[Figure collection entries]
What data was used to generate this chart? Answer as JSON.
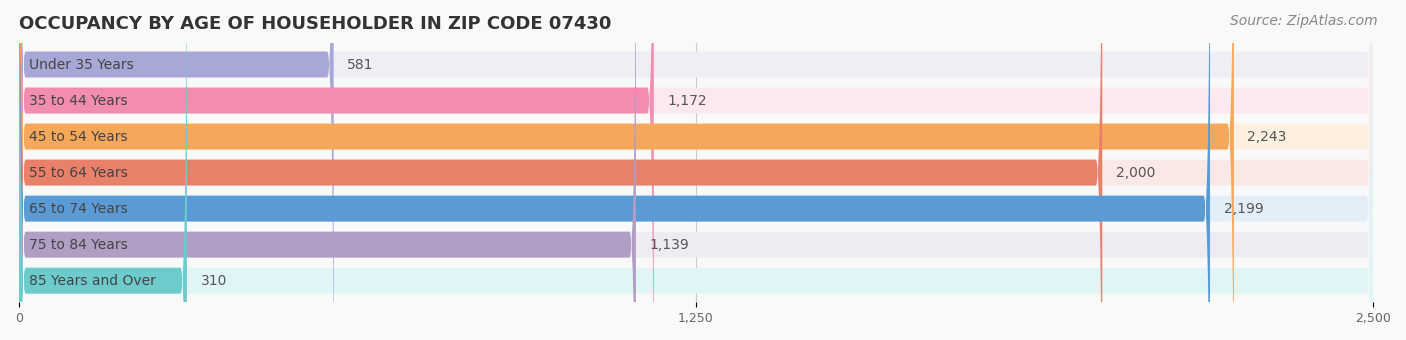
{
  "title": "OCCUPANCY BY AGE OF HOUSEHOLDER IN ZIP CODE 07430",
  "source": "Source: ZipAtlas.com",
  "categories": [
    "Under 35 Years",
    "35 to 44 Years",
    "45 to 54 Years",
    "55 to 64 Years",
    "65 to 74 Years",
    "75 to 84 Years",
    "85 Years and Over"
  ],
  "values": [
    581,
    1172,
    2243,
    2000,
    2199,
    1139,
    310
  ],
  "bar_colors": [
    "#a8a8d8",
    "#f28cb1",
    "#f5a85a",
    "#e8806a",
    "#5b9bd5",
    "#b09ec4",
    "#6ecbcc"
  ],
  "bar_bg_colors": [
    "#eeeef5",
    "#fce8ef",
    "#fdf0e0",
    "#fae8e4",
    "#e4eef8",
    "#eeebf3",
    "#e0f5f5"
  ],
  "xlim": [
    0,
    2500
  ],
  "xticks": [
    0,
    1250,
    2500
  ],
  "background_color": "#f9f9f9",
  "title_fontsize": 13,
  "label_fontsize": 10,
  "value_fontsize": 10,
  "source_fontsize": 10
}
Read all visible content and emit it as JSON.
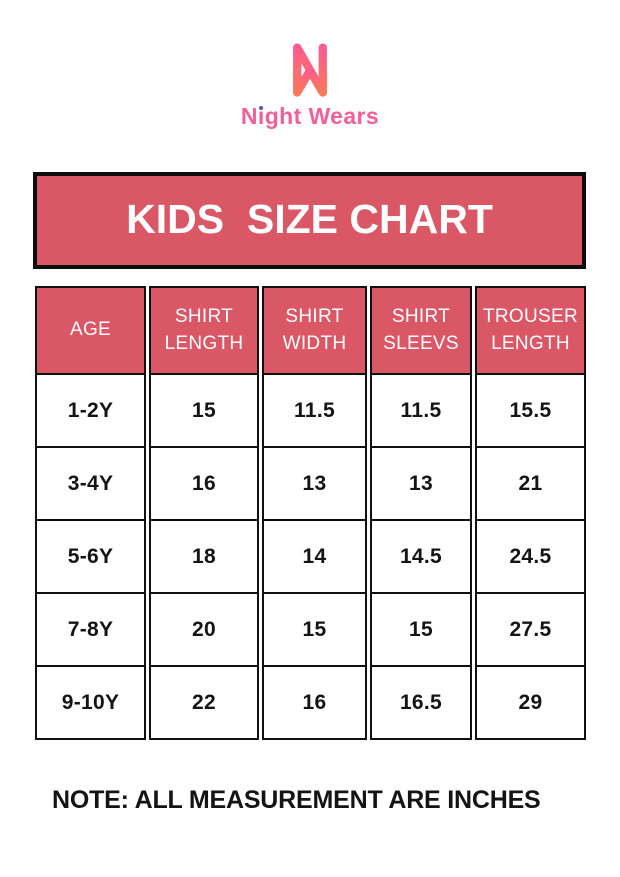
{
  "brand": {
    "name": "Night Wears",
    "name_parts": {
      "before_i": "N",
      "i_dotless": "ı",
      "after_i": "ght Wears"
    },
    "colors": {
      "text": "#F2609B",
      "i_dot": "#5A4FCF",
      "mark_gradient_top": "#FE5C8F",
      "mark_gradient_bottom": "#F87A58"
    }
  },
  "banner": {
    "title": "KIDS  SIZE CHART",
    "bg": "#DA5766",
    "text_color": "#FFFFFF",
    "border_color": "#0D0D0D"
  },
  "theme": {
    "table_border": "#101010",
    "header_bg": "#DA5766",
    "header_text": "#FFFFFF",
    "cell_text": "#141414",
    "page_bg": "#FFFFFF"
  },
  "chart_data": {
    "type": "table",
    "title": "KIDS SIZE CHART",
    "columns": [
      "AGE",
      "SHIRT LENGTH",
      "SHIRT WIDTH",
      "SHIRT SLEEVS",
      "TROUSER LENGTH"
    ],
    "rows": [
      [
        "1-2Y",
        "15",
        "11.5",
        "11.5",
        "15.5"
      ],
      [
        "3-4Y",
        "16",
        "13",
        "13",
        "21"
      ],
      [
        "5-6Y",
        "18",
        "14",
        "14.5",
        "24.5"
      ],
      [
        "7-8Y",
        "20",
        "15",
        "15",
        "27.5"
      ],
      [
        "9-10Y",
        "22",
        "16",
        "16.5",
        "29"
      ]
    ],
    "units": "inches"
  },
  "note": "NOTE: ALL MEASUREMENT ARE INCHES"
}
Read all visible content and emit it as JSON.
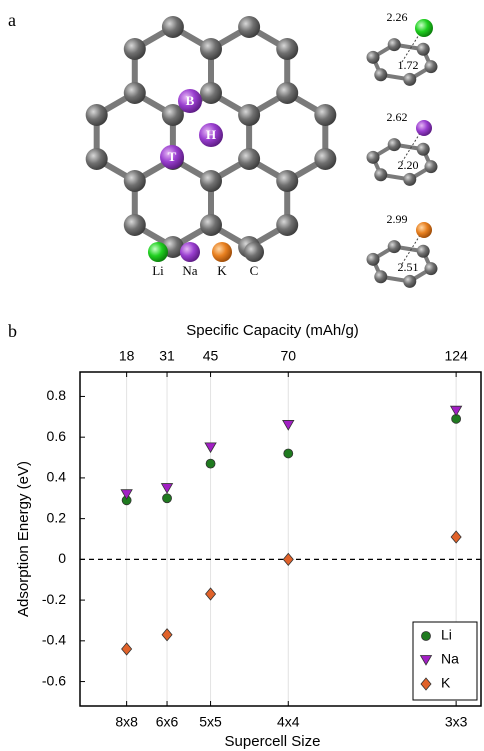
{
  "figure": {
    "panel_a": {
      "label": "a",
      "sites": [
        "B",
        "H",
        "T"
      ],
      "legend": [
        "Li",
        "Na",
        "K",
        "C"
      ],
      "distances": [
        [
          "2.26",
          "1.72"
        ],
        [
          "2.62",
          "2.20"
        ],
        [
          "2.99",
          "2.51"
        ]
      ]
    },
    "panel_b_label": "b"
  },
  "chart_data": {
    "type": "scatter",
    "x_label": "Supercell Size",
    "x2_label": "Specific Capacity (mAh/g)",
    "y_label": "Adsorption Energy (eV)",
    "x": [
      18,
      31,
      45,
      70,
      124
    ],
    "series": [
      {
        "name": "Li",
        "color": "#1f7a1f",
        "marker": "circle",
        "values": [
          0.29,
          0.3,
          0.47,
          0.52,
          0.69
        ]
      },
      {
        "name": "Na",
        "color": "#a21fc4",
        "marker": "triangle-down",
        "values": [
          0.32,
          0.35,
          0.55,
          0.66,
          0.73
        ]
      },
      {
        "name": "K",
        "color": "#e0622a",
        "marker": "diamond",
        "values": [
          -0.44,
          -0.37,
          -0.17,
          0,
          0.11
        ]
      }
    ],
    "xlim": [
      3,
      132
    ],
    "xticks": [
      {
        "value": 18,
        "label": "8x8"
      },
      {
        "value": 31,
        "label": "6x6"
      },
      {
        "value": 45,
        "label": "5x5"
      },
      {
        "value": 70,
        "label": "4x4"
      },
      {
        "value": 124,
        "label": "3x3"
      }
    ],
    "x2ticks": [
      18,
      31,
      45,
      70,
      124
    ],
    "ylim": [
      -0.72,
      0.92
    ],
    "yticks": [
      -0.6,
      -0.4,
      -0.2,
      0,
      0.2,
      0.4,
      0.6,
      0.8
    ],
    "reference_line": 0,
    "grid": true,
    "legend_position": "lower right"
  }
}
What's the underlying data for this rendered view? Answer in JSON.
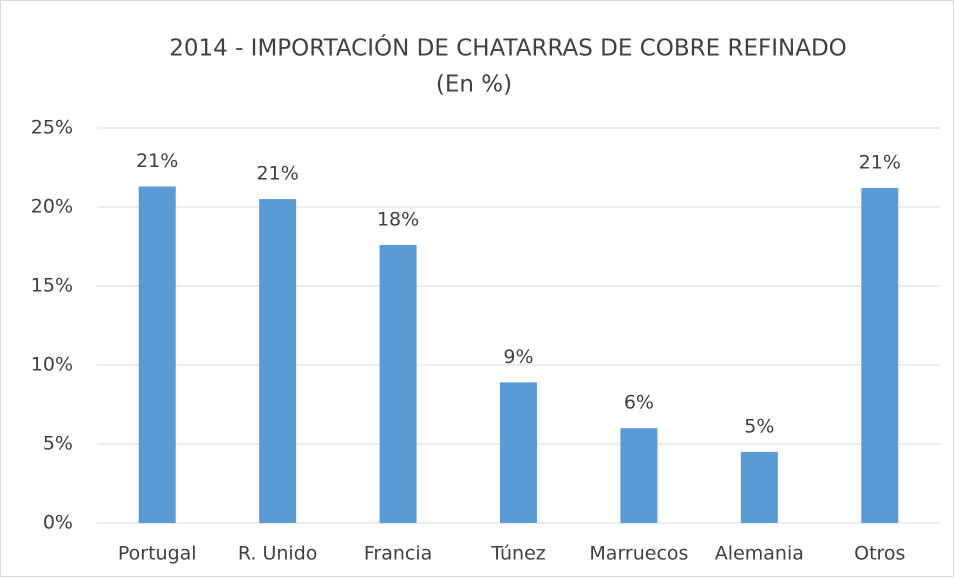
{
  "chart_data": {
    "type": "bar",
    "title": "2014 - IMPORTACIÓN DE CHATARRAS DE COBRE REFINADO",
    "subtitle": "(En %)",
    "categories": [
      "Portugal",
      "R. Unido",
      "Francia",
      "Túnez",
      "Marruecos",
      "Alemania",
      "Otros"
    ],
    "values": [
      21.3,
      20.5,
      17.6,
      8.9,
      6.0,
      4.5,
      21.2
    ],
    "value_labels": [
      "21%",
      "21%",
      "18%",
      "9%",
      "6%",
      "5%",
      "21%"
    ],
    "color": "#5b9bd5",
    "ylim": [
      0,
      25
    ],
    "yticks": [
      {
        "value": 0,
        "label": "0%"
      },
      {
        "value": 5,
        "label": "5%"
      },
      {
        "value": 10,
        "label": "10%"
      },
      {
        "value": 15,
        "label": "15%"
      },
      {
        "value": 20,
        "label": "20%"
      },
      {
        "value": 25,
        "label": "25%"
      }
    ],
    "grid": true
  }
}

• **Requirement**: Leave every image out, and retype the material exactly.

• **Task output**:
What data was used to generate this chart? Answer as JSON.
{
  "title": "OCCUPANCY BY AGE OF HOUSEHOLDER IN ZIP CODE 07430",
  "source": "Source: ZipAtlas.com",
  "categories": [
    "Under 35 Years",
    "35 to 44 Years",
    "45 to 54 Years",
    "55 to 64 Years",
    "65 to 74 Years",
    "75 to 84 Years",
    "85 Years and Over"
  ],
  "values": [
    581,
    1172,
    2243,
    2000,
    2199,
    1139,
    310
  ],
  "bar_colors": [
    "#a8a8d8",
    "#f28cb1",
    "#f5a85a",
    "#e8806a",
    "#5b9bd5",
    "#b09ec4",
    "#6ecbcc"
  ],
  "bar_bg_colors": [
    "#eeeef5",
    "#fce8ef",
    "#fdf0e0",
    "#fae8e4",
    "#e4eef8",
    "#eeebf3",
    "#e0f5f5"
  ],
  "xlim": [
    0,
    2500
  ],
  "xticks": [
    0,
    1250,
    2500
  ],
  "background_color": "#f9f9f9",
  "title_fontsize": 13,
  "label_fontsize": 10,
  "value_fontsize": 10,
  "source_fontsize": 10
}
Read all visible content and emit it as JSON.
{
  "brand": {
    "name": "Night Wears",
    "name_parts": {
      "before_i": "N",
      "i_dotless": "ı",
      "after_i": "ght Wears"
    },
    "colors": {
      "text": "#F2609B",
      "i_dot": "#5A4FCF",
      "mark_gradient_top": "#FE5C8F",
      "mark_gradient_bottom": "#F87A58"
    }
  },
  "banner": {
    "title": "KIDS  SIZE CHART",
    "bg": "#DA5766",
    "text_color": "#FFFFFF",
    "border_color": "#0D0D0D"
  },
  "theme": {
    "table_border": "#101010",
    "header_bg": "#DA5766",
    "header_text": "#FFFFFF",
    "cell_text": "#141414",
    "page_bg": "#FFFFFF"
  },
  "chart_data": {
    "type": "table",
    "title": "KIDS SIZE CHART",
    "columns": [
      "AGE",
      "SHIRT LENGTH",
      "SHIRT WIDTH",
      "SHIRT SLEEVS",
      "TROUSER LENGTH"
    ],
    "rows": [
      [
        "1-2Y",
        "15",
        "11.5",
        "11.5",
        "15.5"
      ],
      [
        "3-4Y",
        "16",
        "13",
        "13",
        "21"
      ],
      [
        "5-6Y",
        "18",
        "14",
        "14.5",
        "24.5"
      ],
      [
        "7-8Y",
        "20",
        "15",
        "15",
        "27.5"
      ],
      [
        "9-10Y",
        "22",
        "16",
        "16.5",
        "29"
      ]
    ],
    "units": "inches"
  },
  "note": "NOTE: ALL MEASUREMENT ARE INCHES"
}
Read all visible content and emit it as JSON.
{
  "figure": {
    "panel_a": {
      "label": "a",
      "sites": [
        "B",
        "H",
        "T"
      ],
      "legend": [
        "Li",
        "Na",
        "K",
        "C"
      ],
      "distances": [
        [
          "2.26",
          "1.72"
        ],
        [
          "2.62",
          "2.20"
        ],
        [
          "2.99",
          "2.51"
        ]
      ]
    },
    "panel_b_label": "b"
  },
  "chart_data": {
    "type": "scatter",
    "x_label": "Supercell Size",
    "x2_label": "Specific Capacity (mAh/g)",
    "y_label": "Adsorption Energy (eV)",
    "x": [
      18,
      31,
      45,
      70,
      124
    ],
    "series": [
      {
        "name": "Li",
        "color": "#1f7a1f",
        "marker": "circle",
        "values": [
          0.29,
          0.3,
          0.47,
          0.52,
          0.69
        ]
      },
      {
        "name": "Na",
        "color": "#a21fc4",
        "marker": "triangle-down",
        "values": [
          0.32,
          0.35,
          0.55,
          0.66,
          0.73
        ]
      },
      {
        "name": "K",
        "color": "#e0622a",
        "marker": "diamond",
        "values": [
          -0.44,
          -0.37,
          -0.17,
          0,
          0.11
        ]
      }
    ],
    "xlim": [
      3,
      132
    ],
    "xticks": [
      {
        "value": 18,
        "label": "8x8"
      },
      {
        "value": 31,
        "label": "6x6"
      },
      {
        "value": 45,
        "label": "5x5"
      },
      {
        "value": 70,
        "label": "4x4"
      },
      {
        "value": 124,
        "label": "3x3"
      }
    ],
    "x2ticks": [
      18,
      31,
      45,
      70,
      124
    ],
    "ylim": [
      -0.72,
      0.92
    ],
    "yticks": [
      -0.6,
      -0.4,
      -0.2,
      0,
      0.2,
      0.4,
      0.6,
      0.8
    ],
    "reference_line": 0,
    "grid": true,
    "legend_position": "lower right"
  }
}
What's the underlying data for this rendered view? Answer in JSON.
{
  "chart_data": {
    "type": "bar",
    "title": "2014 - IMPORTACIÓN DE CHATARRAS DE COBRE REFINADO",
    "subtitle": "(En %)",
    "categories": [
      "Portugal",
      "R. Unido",
      "Francia",
      "Túnez",
      "Marruecos",
      "Alemania",
      "Otros"
    ],
    "values": [
      21.3,
      20.5,
      17.6,
      8.9,
      6.0,
      4.5,
      21.2
    ],
    "value_labels": [
      "21%",
      "21%",
      "18%",
      "9%",
      "6%",
      "5%",
      "21%"
    ],
    "color": "#5b9bd5",
    "ylim": [
      0,
      25
    ],
    "yticks": [
      {
        "value": 0,
        "label": "0%"
      },
      {
        "value": 5,
        "label": "5%"
      },
      {
        "value": 10,
        "label": "10%"
      },
      {
        "value": 15,
        "label": "15%"
      },
      {
        "value": 20,
        "label": "20%"
      },
      {
        "value": 25,
        "label": "25%"
      }
    ],
    "grid": true
  }
}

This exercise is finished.